Exercise brief: Please extract every line of the material below verbatim, keeping each line unchanged and in its original order.
----- Provided material
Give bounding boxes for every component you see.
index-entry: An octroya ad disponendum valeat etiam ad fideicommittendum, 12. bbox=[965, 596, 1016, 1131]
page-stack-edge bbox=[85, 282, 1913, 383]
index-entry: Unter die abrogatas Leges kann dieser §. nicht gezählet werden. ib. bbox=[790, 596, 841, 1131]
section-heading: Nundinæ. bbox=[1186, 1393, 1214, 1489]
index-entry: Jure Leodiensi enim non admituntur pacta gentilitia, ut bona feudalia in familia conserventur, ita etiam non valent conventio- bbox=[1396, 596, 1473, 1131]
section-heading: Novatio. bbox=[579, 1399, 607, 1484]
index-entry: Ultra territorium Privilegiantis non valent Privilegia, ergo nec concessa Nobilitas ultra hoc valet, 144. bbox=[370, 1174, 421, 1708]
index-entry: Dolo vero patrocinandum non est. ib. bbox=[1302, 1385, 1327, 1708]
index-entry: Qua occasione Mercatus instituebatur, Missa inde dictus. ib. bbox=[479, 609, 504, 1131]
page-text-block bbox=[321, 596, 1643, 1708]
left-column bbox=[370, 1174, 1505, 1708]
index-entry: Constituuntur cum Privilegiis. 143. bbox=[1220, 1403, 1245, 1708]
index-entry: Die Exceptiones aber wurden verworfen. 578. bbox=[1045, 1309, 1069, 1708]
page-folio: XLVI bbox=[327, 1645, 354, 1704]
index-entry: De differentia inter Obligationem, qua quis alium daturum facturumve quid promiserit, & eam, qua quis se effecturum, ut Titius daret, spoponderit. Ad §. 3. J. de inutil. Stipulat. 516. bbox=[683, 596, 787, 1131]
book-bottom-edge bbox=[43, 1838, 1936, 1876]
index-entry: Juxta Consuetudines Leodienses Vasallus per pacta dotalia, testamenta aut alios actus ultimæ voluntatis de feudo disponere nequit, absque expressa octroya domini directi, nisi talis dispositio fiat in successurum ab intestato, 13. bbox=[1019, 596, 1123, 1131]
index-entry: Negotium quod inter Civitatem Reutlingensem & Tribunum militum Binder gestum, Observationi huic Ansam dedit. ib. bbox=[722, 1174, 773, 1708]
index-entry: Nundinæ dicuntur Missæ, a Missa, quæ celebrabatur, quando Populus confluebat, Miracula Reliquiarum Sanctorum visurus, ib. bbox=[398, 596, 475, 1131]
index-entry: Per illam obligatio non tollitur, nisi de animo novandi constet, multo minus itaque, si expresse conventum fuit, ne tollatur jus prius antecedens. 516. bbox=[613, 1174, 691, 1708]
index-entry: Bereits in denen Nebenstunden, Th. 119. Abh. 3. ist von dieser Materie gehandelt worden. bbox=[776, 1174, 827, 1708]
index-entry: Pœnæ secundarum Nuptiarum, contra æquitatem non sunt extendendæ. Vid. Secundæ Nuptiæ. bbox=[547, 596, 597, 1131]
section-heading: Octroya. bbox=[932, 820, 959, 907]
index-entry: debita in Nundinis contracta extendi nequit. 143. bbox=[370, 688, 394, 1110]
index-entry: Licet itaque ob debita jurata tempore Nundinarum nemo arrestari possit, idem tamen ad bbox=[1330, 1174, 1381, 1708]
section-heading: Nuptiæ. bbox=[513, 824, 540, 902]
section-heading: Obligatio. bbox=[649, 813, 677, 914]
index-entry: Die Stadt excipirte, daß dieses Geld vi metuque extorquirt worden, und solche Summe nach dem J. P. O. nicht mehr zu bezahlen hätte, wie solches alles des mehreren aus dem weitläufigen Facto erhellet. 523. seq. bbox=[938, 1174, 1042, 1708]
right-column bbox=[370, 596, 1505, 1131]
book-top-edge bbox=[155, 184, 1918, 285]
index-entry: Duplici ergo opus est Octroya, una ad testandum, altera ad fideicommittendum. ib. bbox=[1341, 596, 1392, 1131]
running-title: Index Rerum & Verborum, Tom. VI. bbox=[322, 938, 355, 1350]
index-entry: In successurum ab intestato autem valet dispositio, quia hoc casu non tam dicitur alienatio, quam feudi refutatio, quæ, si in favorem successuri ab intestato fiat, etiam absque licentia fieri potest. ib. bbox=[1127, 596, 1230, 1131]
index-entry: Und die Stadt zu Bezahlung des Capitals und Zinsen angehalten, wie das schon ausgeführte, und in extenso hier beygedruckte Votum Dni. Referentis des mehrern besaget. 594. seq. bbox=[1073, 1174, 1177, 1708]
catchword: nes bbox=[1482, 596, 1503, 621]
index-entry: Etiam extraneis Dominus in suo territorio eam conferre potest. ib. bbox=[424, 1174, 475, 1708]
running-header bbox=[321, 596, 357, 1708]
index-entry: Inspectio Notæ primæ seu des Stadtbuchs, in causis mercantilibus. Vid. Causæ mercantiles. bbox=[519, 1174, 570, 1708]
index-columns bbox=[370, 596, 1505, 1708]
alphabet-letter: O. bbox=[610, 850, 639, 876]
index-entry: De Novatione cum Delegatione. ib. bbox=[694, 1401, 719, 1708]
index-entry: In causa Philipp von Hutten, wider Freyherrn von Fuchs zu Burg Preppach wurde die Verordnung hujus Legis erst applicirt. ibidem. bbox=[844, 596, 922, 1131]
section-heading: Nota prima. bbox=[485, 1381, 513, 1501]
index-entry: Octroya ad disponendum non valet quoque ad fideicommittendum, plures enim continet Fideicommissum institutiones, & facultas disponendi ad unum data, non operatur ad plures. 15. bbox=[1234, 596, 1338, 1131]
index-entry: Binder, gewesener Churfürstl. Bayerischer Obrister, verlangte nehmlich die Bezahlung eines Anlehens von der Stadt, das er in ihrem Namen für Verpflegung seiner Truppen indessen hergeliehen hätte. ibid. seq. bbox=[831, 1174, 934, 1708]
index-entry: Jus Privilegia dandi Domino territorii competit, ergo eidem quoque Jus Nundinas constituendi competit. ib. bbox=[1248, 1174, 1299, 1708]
----------
Worked solution:
Give bounding boxes for every component you see.
index-entry: An octroya ad disponendum valeat etiam ad fideicommittendum, 12. bbox=[965, 596, 1016, 1131]
page-stack-edge bbox=[85, 282, 1913, 383]
index-entry: Unter die abrogatas Leges kann dieser §. nicht gezählet werden. ib. bbox=[790, 596, 841, 1131]
section-heading: Nundinæ. bbox=[1186, 1393, 1214, 1489]
index-entry: Jure Leodiensi enim non admituntur pacta gentilitia, ut bona feudalia in familia conserventur, ita etiam non valent conventio- bbox=[1396, 596, 1473, 1131]
section-heading: Novatio. bbox=[579, 1399, 607, 1484]
index-entry: Ultra territorium Privilegiantis non valent Privilegia, ergo nec concessa Nobilitas ultra hoc valet, 144. bbox=[370, 1174, 421, 1708]
index-entry: Dolo vero patrocinandum non est. ib. bbox=[1302, 1385, 1327, 1708]
index-entry: Qua occasione Mercatus instituebatur, Missa inde dictus. ib. bbox=[479, 609, 504, 1131]
page-text-block bbox=[321, 596, 1643, 1708]
left-column bbox=[370, 1174, 1505, 1708]
index-entry: Constituuntur cum Privilegiis. 143. bbox=[1220, 1403, 1245, 1708]
index-entry: Die Exceptiones aber wurden verworfen. 578. bbox=[1045, 1309, 1069, 1708]
page-folio: XLVI bbox=[327, 1645, 354, 1704]
index-entry: De differentia inter Obligationem, qua quis alium daturum facturumve quid promiserit, & eam, qua quis se effecturum, ut Titius daret, spoponderit. Ad §. 3. J. de inutil. Stipulat. 516. bbox=[683, 596, 787, 1131]
book-bottom-edge bbox=[43, 1838, 1936, 1876]
index-entry: Juxta Consuetudines Leodienses Vasallus per pacta dotalia, testamenta aut alios actus ultimæ voluntatis de feudo disponere nequit, absque expressa octroya domini directi, nisi talis dispositio fiat in successurum ab intestato, 13. bbox=[1019, 596, 1123, 1131]
index-entry: Negotium quod inter Civitatem Reutlingensem & Tribunum militum Binder gestum, Observationi huic Ansam dedit. ib. bbox=[722, 1174, 773, 1708]
index-entry: Nundinæ dicuntur Missæ, a Missa, quæ celebrabatur, quando Populus confluebat, Miracula Reliquiarum Sanctorum visurus, ib. bbox=[398, 596, 475, 1131]
index-entry: Per illam obligatio non tollitur, nisi de animo novandi constet, multo minus itaque, si expresse conventum fuit, ne tollatur jus prius antecedens. 516. bbox=[613, 1174, 691, 1708]
index-entry: Bereits in denen Nebenstunden, Th. 119. Abh. 3. ist von dieser Materie gehandelt worden. bbox=[776, 1174, 827, 1708]
index-entry: Pœnæ secundarum Nuptiarum, contra æquitatem non sunt extendendæ. Vid. Secundæ Nuptiæ. bbox=[547, 596, 597, 1131]
section-heading: Octroya. bbox=[932, 820, 959, 907]
index-entry: debita in Nundinis contracta extendi nequit. 143. bbox=[370, 688, 394, 1110]
index-entry: Licet itaque ob debita jurata tempore Nundinarum nemo arrestari possit, idem tamen ad bbox=[1330, 1174, 1381, 1708]
section-heading: Nuptiæ. bbox=[513, 824, 540, 902]
section-heading: Obligatio. bbox=[649, 813, 677, 914]
index-entry: Die Stadt excipirte, daß dieses Geld vi metuque extorquirt worden, und solche Summe nach dem J. P. O. nicht mehr zu bezahlen hätte, wie solches alles des mehreren aus dem weitläufigen Facto erhellet. 523. seq. bbox=[938, 1174, 1042, 1708]
right-column bbox=[370, 596, 1505, 1131]
book-top-edge bbox=[155, 184, 1918, 285]
index-entry: Duplici ergo opus est Octroya, una ad testandum, altera ad fideicommittendum. ib. bbox=[1341, 596, 1392, 1131]
running-title: Index Rerum & Verborum, Tom. VI. bbox=[322, 938, 355, 1350]
index-entry: In successurum ab intestato autem valet dispositio, quia hoc casu non tam dicitur alienatio, quam feudi refutatio, quæ, si in favorem successuri ab intestato fiat, etiam absque licentia fieri potest. ib. bbox=[1127, 596, 1230, 1131]
index-entry: Und die Stadt zu Bezahlung des Capitals und Zinsen angehalten, wie das schon ausgeführte, und in extenso hier beygedruckte Votum Dni. Referentis des mehrern besaget. 594. seq. bbox=[1073, 1174, 1177, 1708]
catchword: nes bbox=[1482, 596, 1503, 621]
index-entry: Etiam extraneis Dominus in suo territorio eam conferre potest. ib. bbox=[424, 1174, 475, 1708]
running-header bbox=[321, 596, 357, 1708]
index-entry: Inspectio Notæ primæ seu des Stadtbuchs, in causis mercantilibus. Vid. Causæ mercantiles. bbox=[519, 1174, 570, 1708]
index-columns bbox=[370, 596, 1505, 1708]
alphabet-letter: O. bbox=[610, 850, 639, 876]
index-entry: De Novatione cum Delegatione. ib. bbox=[694, 1401, 719, 1708]
index-entry: In causa Philipp von Hutten, wider Freyherrn von Fuchs zu Burg Preppach wurde die Verordnung hujus Legis erst applicirt. ibidem. bbox=[844, 596, 922, 1131]
section-heading: Nota prima. bbox=[485, 1381, 513, 1501]
index-entry: Octroya ad disponendum non valet quoque ad fideicommittendum, plures enim continet Fideicommissum institutiones, & facultas disponendi ad unum data, non operatur ad plures. 15. bbox=[1234, 596, 1338, 1131]
index-entry: Binder, gewesener Churfürstl. Bayerischer Obrister, verlangte nehmlich die Bezahlung eines Anlehens von der Stadt, das er in ihrem Namen für Verpflegung seiner Truppen indessen hergeliehen hätte. ibid. seq. bbox=[831, 1174, 934, 1708]
index-entry: Jus Privilegia dandi Domino territorii competit, ergo eidem quoque Jus Nundinas constituendi competit. ib. bbox=[1248, 1174, 1299, 1708]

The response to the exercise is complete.